__Requirements__. Without omitting anything, retype the data that follows.

————

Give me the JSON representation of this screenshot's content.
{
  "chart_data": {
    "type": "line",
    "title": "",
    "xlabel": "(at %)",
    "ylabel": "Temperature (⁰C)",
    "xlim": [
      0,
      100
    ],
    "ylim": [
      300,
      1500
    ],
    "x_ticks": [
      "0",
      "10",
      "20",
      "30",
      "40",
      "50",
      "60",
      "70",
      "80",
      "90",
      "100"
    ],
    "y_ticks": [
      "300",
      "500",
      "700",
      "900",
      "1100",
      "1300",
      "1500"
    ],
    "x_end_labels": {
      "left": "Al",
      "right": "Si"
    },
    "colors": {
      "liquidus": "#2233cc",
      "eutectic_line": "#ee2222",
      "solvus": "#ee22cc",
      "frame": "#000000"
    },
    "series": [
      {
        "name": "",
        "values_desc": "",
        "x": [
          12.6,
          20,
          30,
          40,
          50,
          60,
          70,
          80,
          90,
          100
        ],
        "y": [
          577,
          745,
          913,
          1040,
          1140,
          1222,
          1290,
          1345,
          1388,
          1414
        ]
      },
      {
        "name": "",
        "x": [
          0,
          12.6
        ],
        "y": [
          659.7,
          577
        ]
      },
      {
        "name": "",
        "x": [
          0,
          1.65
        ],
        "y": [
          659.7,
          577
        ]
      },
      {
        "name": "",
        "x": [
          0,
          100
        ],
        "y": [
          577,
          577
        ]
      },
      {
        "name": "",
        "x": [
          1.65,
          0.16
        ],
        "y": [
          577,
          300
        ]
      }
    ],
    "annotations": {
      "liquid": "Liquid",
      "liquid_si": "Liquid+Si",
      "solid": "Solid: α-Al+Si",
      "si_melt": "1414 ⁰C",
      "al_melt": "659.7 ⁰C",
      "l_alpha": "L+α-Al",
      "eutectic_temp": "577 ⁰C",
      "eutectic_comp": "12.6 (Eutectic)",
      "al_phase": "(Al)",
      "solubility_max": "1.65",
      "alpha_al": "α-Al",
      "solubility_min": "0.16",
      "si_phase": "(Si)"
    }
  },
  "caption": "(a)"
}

————

__Solution for this problem__.
Give me the JSON representation of this screenshot's content.
{
  "chart_data": {
    "type": "line",
    "title": "",
    "xlabel": "(at %)",
    "ylabel": "Temperature (⁰C)",
    "xlim": [
      0,
      100
    ],
    "ylim": [
      300,
      1500
    ],
    "x_ticks": [
      "0",
      "10",
      "20",
      "30",
      "40",
      "50",
      "60",
      "70",
      "80",
      "90",
      "100"
    ],
    "y_ticks": [
      "300",
      "500",
      "700",
      "900",
      "1100",
      "1300",
      "1500"
    ],
    "x_end_labels": {
      "left": "Al",
      "right": "Si"
    },
    "colors": {
      "liquidus": "#2233cc",
      "eutectic_line": "#ee2222",
      "solvus": "#ee22cc",
      "frame": "#000000"
    },
    "series": [
      {
        "name": "",
        "values_desc": "",
        "x": [
          12.6,
          20,
          30,
          40,
          50,
          60,
          70,
          80,
          90,
          100
        ],
        "y": [
          577,
          745,
          913,
          1040,
          1140,
          1222,
          1290,
          1345,
          1388,
          1414
        ]
      },
      {
        "name": "",
        "x": [
          0,
          12.6
        ],
        "y": [
          659.7,
          577
        ]
      },
      {
        "name": "",
        "x": [
          0,
          1.65
        ],
        "y": [
          659.7,
          577
        ]
      },
      {
        "name": "",
        "x": [
          0,
          100
        ],
        "y": [
          577,
          577
        ]
      },
      {
        "name": "",
        "x": [
          1.65,
          0.16
        ],
        "y": [
          577,
          300
        ]
      }
    ],
    "annotations": {
      "liquid": "Liquid",
      "liquid_si": "Liquid+Si",
      "solid": "Solid: α-Al+Si",
      "si_melt": "1414 ⁰C",
      "al_melt": "659.7 ⁰C",
      "l_alpha": "L+α-Al",
      "eutectic_temp": "577 ⁰C",
      "eutectic_comp": "12.6 (Eutectic)",
      "al_phase": "(Al)",
      "solubility_max": "1.65",
      "alpha_al": "α-Al",
      "solubility_min": "0.16",
      "si_phase": "(Si)"
    }
  },
  "caption": "(a)"
}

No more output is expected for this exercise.